[EXERCISE BRIEF]:
Could you write out every record below exactly, leaving out any pictures?

[INPUT RECORDS]:
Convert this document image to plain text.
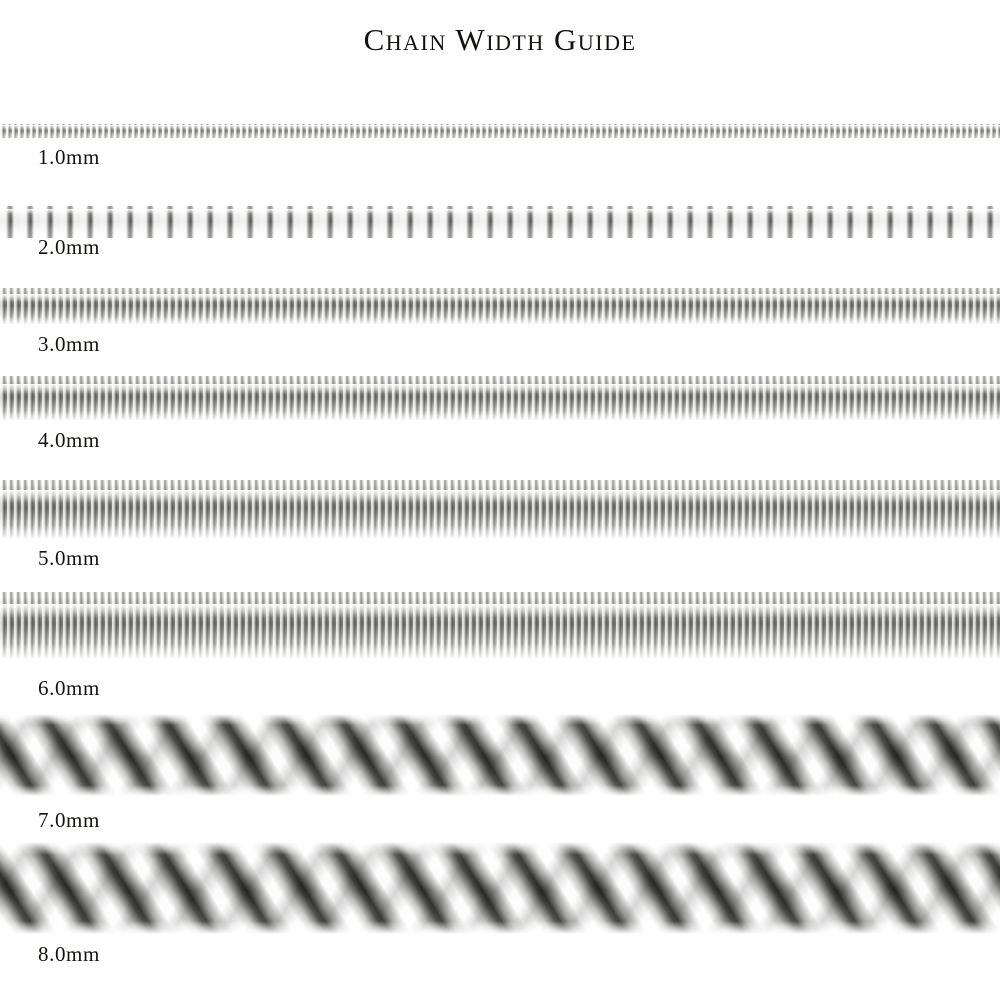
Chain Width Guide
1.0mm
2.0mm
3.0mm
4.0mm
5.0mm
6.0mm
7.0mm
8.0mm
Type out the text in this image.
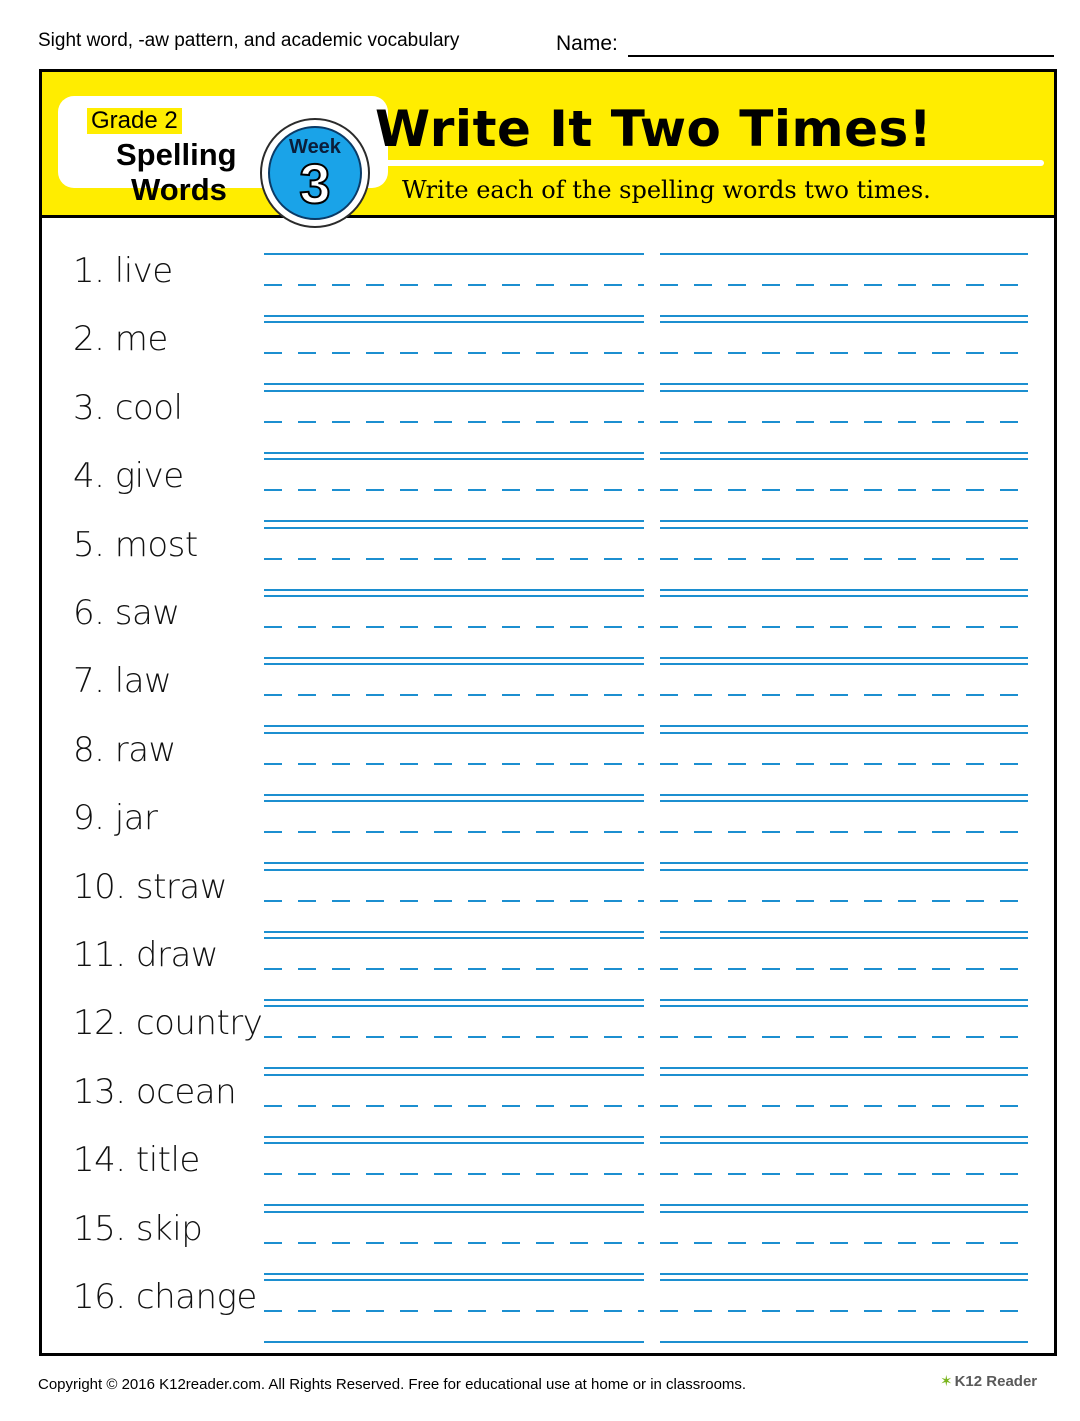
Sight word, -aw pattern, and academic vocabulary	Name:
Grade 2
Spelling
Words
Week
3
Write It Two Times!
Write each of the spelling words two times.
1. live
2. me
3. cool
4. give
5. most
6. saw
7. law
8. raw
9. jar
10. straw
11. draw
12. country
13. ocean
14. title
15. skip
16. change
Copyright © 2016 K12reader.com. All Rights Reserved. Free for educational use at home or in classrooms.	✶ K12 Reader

[RESPONSE]:
Convert this document image to plain text.
Chain Width Guide
1.0mm
2.0mm
3.0mm
4.0mm
5.0mm
6.0mm
7.0mm
8.0mm
Type out the text in this image.
Sight word, -aw pattern, and academic vocabulary	Name:
Grade 2
Spelling
Words
Week
3
Write It Two Times!
Write each of the spelling words two times.
1. live
2. me
3. cool
4. give
5. most
6. saw
7. law
8. raw
9. jar
10. straw
11. draw
12. country
13. ocean
14. title
15. skip
16. change
Copyright © 2016 K12reader.com. All Rights Reserved. Free for educational use at home or in classrooms.	✶ K12 Reader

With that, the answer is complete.